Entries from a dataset
§ §
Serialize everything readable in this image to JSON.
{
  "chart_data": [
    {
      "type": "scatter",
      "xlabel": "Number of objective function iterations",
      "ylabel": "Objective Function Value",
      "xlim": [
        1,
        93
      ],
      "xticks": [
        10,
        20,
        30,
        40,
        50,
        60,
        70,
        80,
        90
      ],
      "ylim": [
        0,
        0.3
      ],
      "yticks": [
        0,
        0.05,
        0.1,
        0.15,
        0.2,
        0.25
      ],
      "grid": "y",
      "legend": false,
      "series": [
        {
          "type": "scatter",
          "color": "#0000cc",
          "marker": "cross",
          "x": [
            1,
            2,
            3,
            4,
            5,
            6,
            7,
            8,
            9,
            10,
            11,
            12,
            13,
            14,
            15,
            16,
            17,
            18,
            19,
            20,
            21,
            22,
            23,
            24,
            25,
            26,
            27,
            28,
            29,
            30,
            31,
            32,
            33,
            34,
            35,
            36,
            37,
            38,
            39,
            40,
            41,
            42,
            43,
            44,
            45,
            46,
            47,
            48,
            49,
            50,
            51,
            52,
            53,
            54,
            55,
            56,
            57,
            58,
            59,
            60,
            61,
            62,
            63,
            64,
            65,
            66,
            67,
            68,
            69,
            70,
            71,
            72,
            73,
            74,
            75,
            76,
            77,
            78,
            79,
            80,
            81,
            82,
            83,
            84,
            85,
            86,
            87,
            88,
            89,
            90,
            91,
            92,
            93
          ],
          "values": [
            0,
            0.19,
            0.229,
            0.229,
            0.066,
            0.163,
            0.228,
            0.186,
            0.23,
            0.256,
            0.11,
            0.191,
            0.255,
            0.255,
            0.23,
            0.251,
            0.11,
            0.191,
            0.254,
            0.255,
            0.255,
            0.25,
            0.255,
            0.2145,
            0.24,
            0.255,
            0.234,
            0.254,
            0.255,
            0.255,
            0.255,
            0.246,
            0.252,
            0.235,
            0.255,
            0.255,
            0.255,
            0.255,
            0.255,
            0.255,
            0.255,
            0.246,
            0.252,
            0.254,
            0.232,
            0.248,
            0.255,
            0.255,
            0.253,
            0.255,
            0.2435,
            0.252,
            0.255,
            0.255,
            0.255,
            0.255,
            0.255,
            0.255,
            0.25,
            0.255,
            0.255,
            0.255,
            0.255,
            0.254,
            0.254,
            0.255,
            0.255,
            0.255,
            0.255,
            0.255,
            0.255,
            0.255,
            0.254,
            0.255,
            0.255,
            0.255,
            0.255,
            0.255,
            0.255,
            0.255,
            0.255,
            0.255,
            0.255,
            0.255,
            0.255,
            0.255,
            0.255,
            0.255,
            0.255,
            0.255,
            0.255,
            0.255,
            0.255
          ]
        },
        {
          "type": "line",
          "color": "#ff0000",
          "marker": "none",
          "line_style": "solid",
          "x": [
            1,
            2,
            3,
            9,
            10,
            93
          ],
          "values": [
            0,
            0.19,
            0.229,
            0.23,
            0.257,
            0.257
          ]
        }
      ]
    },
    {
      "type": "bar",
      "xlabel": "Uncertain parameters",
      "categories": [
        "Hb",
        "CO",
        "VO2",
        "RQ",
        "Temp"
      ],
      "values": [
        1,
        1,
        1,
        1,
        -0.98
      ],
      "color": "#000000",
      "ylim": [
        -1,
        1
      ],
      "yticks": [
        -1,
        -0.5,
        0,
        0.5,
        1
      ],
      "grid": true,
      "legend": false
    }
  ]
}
§ §
Copy out every entry again, exactly as it was given.

Serialize everything readable in this image to JSON.
{
  "chart_data": [
    {
      "type": "scatter",
      "xlabel": "Number of objective function iterations",
      "ylabel": "Objective Function Value",
      "xlim": [
        1,
        93
      ],
      "xticks": [
        10,
        20,
        30,
        40,
        50,
        60,
        70,
        80,
        90
      ],
      "ylim": [
        0,
        0.3
      ],
      "yticks": [
        0,
        0.05,
        0.1,
        0.15,
        0.2,
        0.25
      ],
      "grid": "y",
      "legend": false,
      "series": [
        {
          "type": "scatter",
          "color": "#0000cc",
          "marker": "cross",
          "x": [
            1,
            2,
            3,
            4,
            5,
            6,
            7,
            8,
            9,
            10,
            11,
            12,
            13,
            14,
            15,
            16,
            17,
            18,
            19,
            20,
            21,
            22,
            23,
            24,
            25,
            26,
            27,
            28,
            29,
            30,
            31,
            32,
            33,
            34,
            35,
            36,
            37,
            38,
            39,
            40,
            41,
            42,
            43,
            44,
            45,
            46,
            47,
            48,
            49,
            50,
            51,
            52,
            53,
            54,
            55,
            56,
            57,
            58,
            59,
            60,
            61,
            62,
            63,
            64,
            65,
            66,
            67,
            68,
            69,
            70,
            71,
            72,
            73,
            74,
            75,
            76,
            77,
            78,
            79,
            80,
            81,
            82,
            83,
            84,
            85,
            86,
            87,
            88,
            89,
            90,
            91,
            92,
            93
          ],
          "values": [
            0,
            0.19,
            0.229,
            0.229,
            0.066,
            0.163,
            0.228,
            0.186,
            0.23,
            0.256,
            0.11,
            0.191,
            0.255,
            0.255,
            0.23,
            0.251,
            0.11,
            0.191,
            0.254,
            0.255,
            0.255,
            0.25,
            0.255,
            0.2145,
            0.24,
            0.255,
            0.234,
            0.254,
            0.255,
            0.255,
            0.255,
            0.246,
            0.252,
            0.235,
            0.255,
            0.255,
            0.255,
            0.255,
            0.255,
            0.255,
            0.255,
            0.246,
            0.252,
            0.254,
            0.232,
            0.248,
            0.255,
            0.255,
            0.253,
            0.255,
            0.2435,
            0.252,
            0.255,
            0.255,
            0.255,
            0.255,
            0.255,
            0.255,
            0.25,
            0.255,
            0.255,
            0.255,
            0.255,
            0.254,
            0.254,
            0.255,
            0.255,
            0.255,
            0.255,
            0.255,
            0.255,
            0.255,
            0.254,
            0.255,
            0.255,
            0.255,
            0.255,
            0.255,
            0.255,
            0.255,
            0.255,
            0.255,
            0.255,
            0.255,
            0.255,
            0.255,
            0.255,
            0.255,
            0.255,
            0.255,
            0.255,
            0.255,
            0.255
          ]
        },
        {
          "type": "line",
          "color": "#ff0000",
          "marker": "none",
          "line_style": "solid",
          "x": [
            1,
            2,
            3,
            9,
            10,
            93
          ],
          "values": [
            0,
            0.19,
            0.229,
            0.23,
            0.257,
            0.257
          ]
        }
      ]
    },
    {
      "type": "bar",
      "xlabel": "Uncertain parameters",
      "categories": [
        "Hb",
        "CO",
        "VO2",
        "RQ",
        "Temp"
      ],
      "values": [
        1,
        1,
        1,
        1,
        -0.98
      ],
      "color": "#000000",
      "ylim": [
        -1,
        1
      ],
      "yticks": [
        -1,
        -0.5,
        0,
        0.5,
        1
      ],
      "grid": true,
      "legend": false
    }
  ]
}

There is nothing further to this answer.